**Documento**
O nascimento do Capitão Alexandre foi em Vila Franca desta ilha, na era de quarenta e dois anos. Seu pai se chamou Cristóvão Dias Correia, da linhagem dos Correias por linha direita.
Sua mãe, Hipólita das Cortes, da nobreza dos Colombreiros.
Foi inclinado à arte militar; sendo de idade de dezassete anos, se foi desta ilha. Começou a servir aos Reis de Portugal na mesma idade, na fronteira de Mazagão; achou-se nele no tempo que Muley Admete, filho de Muley Abadata, o veio cercar. Foi um dos sete soldados que saíram com Pero Paulo em uma barca, os quais desembarcaram na Pescaria, um quarto de légua de Mazagão e reconheceram o campo mourisco; retirados aonde tinham sua barca, a mais de duas horas do dia, tomaram Almansor, vindo fazer asselá , e o trouxeram à fortaleza.
Foi um dos onze que foram com António de Freitas à cidade de Anafe o dia que prenderam o Xeque Magolu e seu criado Ambarque, estando ali aduares, em que estavam mais de três mil mouros.
Foi um dos quarenta que saíram com Pero da Cunha nas Hortas, quando se prendeu Side Abrahem e Side Maçaode. E em todos os mais rebates e ocasiões que houve no tempo que esteve em Mazagão deu satisfação de si.

No ano de 63, se veio a Lisboa por se aparelhar de armas e cavalo. Ali lhe sucedeu certo negócio, por onde lhe foi forçoso passar-se a Itália. E neste mesmo ano entrou no serviço da Majestade de el-Rei Filipe, que hoje em dia é Rei e Senhor nosso.
Embarcou-se no porto de Santa Maria, na galé Patrona de Hespanha, de que era capitão Fernão de Escobar. Idos a Málaga, se ajuntaram com a armada que trazia D. Garcia de Toledo, com que foram sobre o Pinhão de Belles, onde o ganharam e ele se achou. E ganhando, se foram a seus invernadouros.
No fim deste ano, tiveram novas que o Xarife tinha cercado a torre de água de Belles.
Assim mandou Sua Majestade logo que, com duas galés bem armadas, a fossem socorrer.
Encomendou-se o socorro ao capitão Guterre d’Argoulo; da volta que vinham sobre a Fangirosa, que são três léguas de Málaga, acharam uma galeota, véspera de Reis à meianoite, e dando-lhe caça a investiram. O Capitão Alexandre levava por camarada Miguel de Amendanho, biscainho, com quem ia ajuramentado que ninguém entrasse diante deles nos navios que encontrassem. Indo a galeota na volta de terra, a galé a investiu com tanta fúria pelo pé do masto que a quebrou toda. Neste tempo, tinha o Capitão Alexandre saltado ao esporão e entrou na galeota, a qual logo ficou feita em pedaços por baixo da galé, sem que nela entrasse outro nenhum, salvo ele; porque o companheiro ficou dependurado do vento das arrombadas da galé e foi a galé avante tanto espaço, que havendo o Capitão Alexandre nadado mais de três horas, vendo-se já alcançado das forças e alento, tendo por remédio o afogar-se somente, naquele instante lhe veio à memória a Virgem da Vitória do porto de Santa Maria, e em se lembrando dela se achou posto em cima de uma tábua, sobre a qual esteve até que a galé tornou àquele lugar, porque com a obscuridão e grita dos mouros que andavam nadando o não ouviram, por onde se entende que a Virgem Nossa Senhora fez por ele milagre.

**Dados fornecidos**
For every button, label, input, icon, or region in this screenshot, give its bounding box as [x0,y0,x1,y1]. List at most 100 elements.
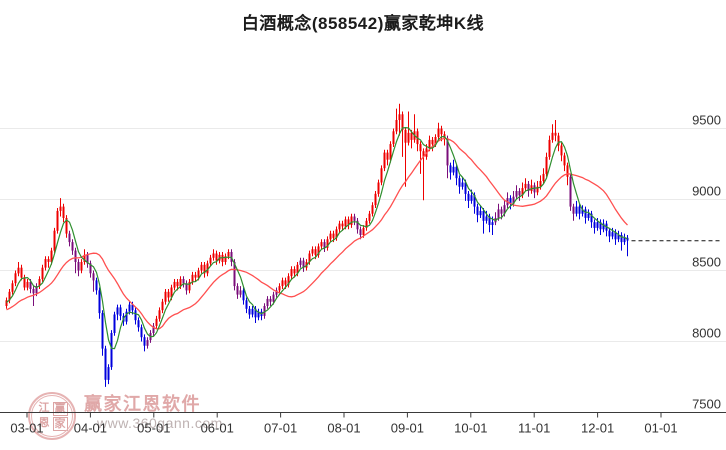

**Pedido A**
Transcreva do texto sobre o Capitão Alexandre o trecho que começa em "O nascimento do" e segue até "trouxeram à fortaleza.".
**Pedido B**
Segundo o texto sobre o Capitão Alexandre, como se chamava a mãe dele?
Os dados vêm de outra fonte.

**Resposta A**
O nascimento do Capitão Alexandre foi em Vila Franca desta ilha, na era de quarenta e dois anos. Seu pai se chamou Cristóvão Dias Correia, da linhagem dos Correias por linha direita.
Sua mãe, Hipólita das Cortes, da nobreza dos Colombreiros.
Foi inclinado à arte militar; sendo de idade de dezassete anos, se foi desta ilha. Começou a servir aos Reis de Portugal na mesma idade, na fronteira de Mazagão; achou-se nele no tempo que Muley Admete, filho de Muley Abadata, o veio cercar. Foi um dos sete soldados que saíram com Pero Paulo em uma barca, os quais desembarcaram na Pescaria, um quarto de légua de Mazagão e reconheceram o campo mourisco; retirados aonde tinham sua barca, a mais de duas horas do dia, tomaram Almansor, vindo fazer asselá , e o trouxeram à fortaleza.

**Resposta B**
Hipólita das Cortes.